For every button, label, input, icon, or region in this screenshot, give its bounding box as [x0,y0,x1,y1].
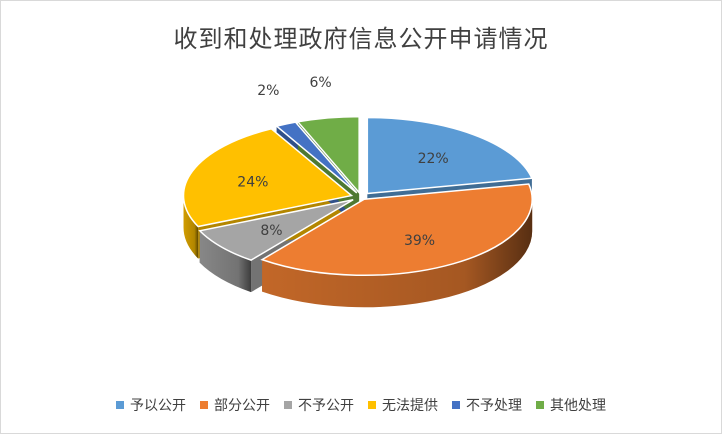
legend-item-3: 不予公开 [284,395,354,415]
legend-item-6: 其他处理 [536,395,606,415]
legend-swatch [452,401,460,409]
legend-item-2: 部分公开 [200,395,270,415]
slice-3 [198,199,354,261]
slice-4-side-shade [183,195,199,259]
slice-2-side-shade [262,199,533,308]
legend-label: 予以公开 [130,398,186,414]
slice-4 [182,127,354,228]
slice-2 [260,183,533,277]
slice-5 [274,121,358,194]
chart-title: 收到和处理政府信息公开申请情况 [173,25,549,53]
legend-swatch [200,401,208,409]
data-label-6: 6% [310,75,332,91]
legend-label: 部分公开 [214,398,270,414]
legend-label: 无法提供 [382,398,438,414]
legend-label: 其他处理 [550,398,606,414]
legend-item-4: 无法提供 [368,395,438,415]
slice-1 [366,116,534,195]
slice-3-side-shade [199,230,252,293]
legend-swatch [116,401,124,409]
legend-swatch [284,401,292,409]
legend-swatch [536,401,544,409]
legend-item-5: 不予处理 [452,395,522,415]
legend: 予以公开 部分公开 不予公开 无法提供 不予处理 其他处理 [1,395,721,415]
legend-label: 不予处理 [466,398,522,414]
legend-item-1: 予以公开 [116,395,186,415]
slice-6 [296,115,360,195]
data-label-2: 39% [404,233,435,249]
legend-swatch [368,401,376,409]
data-label-1: 22% [418,151,449,167]
data-label-3: 8% [260,223,282,239]
data-label-5: 2% [257,83,279,99]
data-label-4: 24% [237,174,268,190]
legend-label: 不予公开 [298,398,354,414]
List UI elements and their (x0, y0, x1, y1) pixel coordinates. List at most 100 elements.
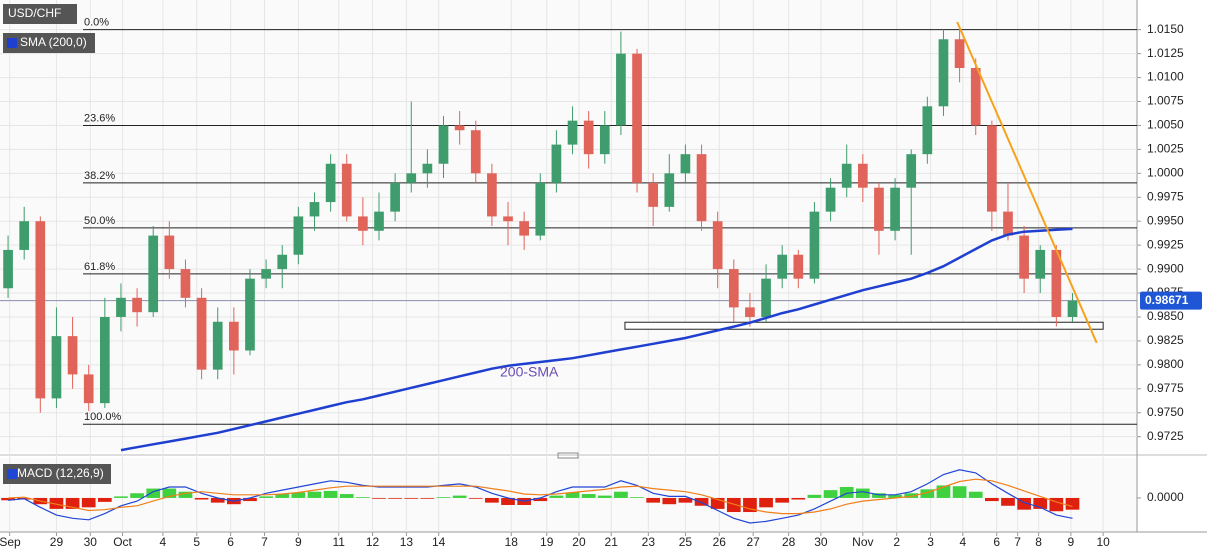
candle-body (51, 336, 62, 399)
candle-body (696, 154, 707, 222)
macd-histogram-bar (162, 488, 177, 498)
macd-histogram-bar (597, 495, 612, 498)
candle-body (1051, 249, 1062, 317)
fib-label: 38.2% (84, 170, 115, 182)
macd-histogram-bar (549, 495, 564, 498)
candle-body (680, 154, 691, 174)
macd-histogram-bar (1001, 497, 1015, 506)
macd-histogram-bar (775, 497, 790, 503)
macd-histogram-bar (646, 497, 661, 503)
candle-body (116, 297, 126, 317)
candle-body (793, 254, 804, 279)
x-tick-label: Sep (0, 535, 21, 549)
candle-body (3, 249, 13, 289)
x-tick-label: 25 (679, 535, 693, 549)
candle-body (487, 173, 497, 217)
candle-body (970, 67, 981, 126)
macd-histogram-bar (904, 493, 919, 498)
fib-label: 50.0% (84, 215, 115, 227)
candle-body (632, 53, 642, 183)
macd-histogram-bar (823, 490, 838, 498)
macd-histogram-bar (614, 491, 628, 498)
macd-histogram-bar (420, 497, 435, 499)
macd-line (8, 478, 1073, 515)
y-tick-label: 1.0000 (1147, 166, 1184, 180)
candle-body (277, 254, 288, 270)
candle-body (1003, 211, 1013, 236)
candle-body (390, 182, 400, 212)
candle-body (857, 163, 868, 188)
macd-histogram-bar (356, 497, 370, 498)
y-tick-label: 0.9775 (1147, 381, 1184, 395)
candle-body (874, 187, 884, 231)
y-tick-label: 0.0000 (1147, 490, 1184, 504)
x-tick-label: Oct (113, 535, 132, 549)
candle-body (809, 211, 820, 279)
x-tick-label: 4 (959, 535, 966, 549)
macd-histogram-bar (307, 491, 322, 498)
macd-histogram-bar (210, 497, 225, 503)
macd-swatch (7, 469, 17, 479)
candle-body (519, 221, 529, 236)
macd-histogram-bar (436, 497, 451, 498)
candle-body (551, 144, 562, 183)
x-tick-label: 6 (993, 535, 1000, 549)
x-tick-label: 2 (893, 535, 900, 549)
macd-histogram-bar (130, 493, 144, 498)
macd-histogram-bar (533, 497, 548, 502)
macd-histogram-bar (791, 497, 806, 500)
macd-histogram-bar (178, 491, 193, 498)
x-tick-label: 23 (642, 535, 656, 549)
candle-body (422, 163, 433, 174)
candle-body (1035, 249, 1046, 279)
macd-histogram-bar (323, 490, 338, 498)
macd-histogram-bar (839, 487, 854, 498)
x-tick-label: 19 (540, 535, 554, 549)
macd-histogram-bar (501, 497, 515, 505)
candle-body (132, 297, 142, 313)
y-tick-label: 1.0125 (1147, 46, 1184, 60)
macd-histogram-bar (984, 497, 999, 502)
current-price-box (1140, 291, 1202, 310)
indicator-box[interactable] (3, 33, 95, 53)
macd-histogram-bar (968, 491, 983, 498)
candle-body (567, 120, 578, 145)
macd-histogram-bar (630, 497, 644, 498)
macd-histogram-bar (388, 497, 402, 499)
x-tick-label: 28 (782, 535, 796, 549)
y-tick-label: 0.9950 (1147, 213, 1184, 227)
x-tick-label: 27 (746, 535, 760, 549)
candle-body (374, 211, 384, 231)
macd-line (8, 469, 1073, 524)
macd-histogram-bar (952, 486, 967, 498)
candle-body (777, 254, 788, 279)
overlay: USD/CHF SMA (200,0) MACD (12,26,9) 1.015… (0, 4, 1202, 549)
x-tick-label: 3 (927, 535, 934, 549)
y-tick-label: 0.9825 (1147, 333, 1184, 347)
candle-body (841, 163, 852, 188)
x-tick-label: 30 (84, 535, 98, 549)
macd-histogram-bar (468, 497, 483, 499)
macd-histogram-bar (710, 497, 725, 509)
current-price-label: 0.98671 (1145, 293, 1189, 307)
x-tick-label: 8 (1035, 535, 1042, 549)
candle-body (293, 216, 304, 255)
macd-histogram-bar (694, 497, 709, 506)
macd-histogram-bar (81, 497, 96, 508)
resize-handle[interactable] (557, 452, 579, 459)
y-tick-label: 0.9750 (1147, 405, 1184, 419)
x-tick-label: 14 (432, 535, 446, 549)
symbol-box[interactable] (3, 4, 77, 24)
macd-box[interactable] (3, 464, 111, 484)
candle-body (938, 39, 949, 107)
y-tick-label: 0.9925 (1147, 237, 1184, 251)
candle-body (67, 336, 78, 375)
candle-body (503, 216, 513, 222)
candle-body (922, 106, 933, 155)
macd-histogram-bar (291, 492, 306, 498)
x-tick-label: 12 (366, 535, 380, 549)
candle-body (358, 216, 368, 231)
macd-histogram-bar (372, 497, 386, 499)
candle-body (599, 125, 610, 155)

***

PROBLEM TO SOLVE:
Collect every line of the listing above that contains the string "予以公开", treating case as significant.

OUTPUT OF THE TASK:
legend-label: 予以公开 [130,398,186,414]
legend: 予以公开 部分公开 不予公开 无法提供 不予处理 其他处理 [1,395,721,415]
legend-item-1: 予以公开 [116,395,186,415]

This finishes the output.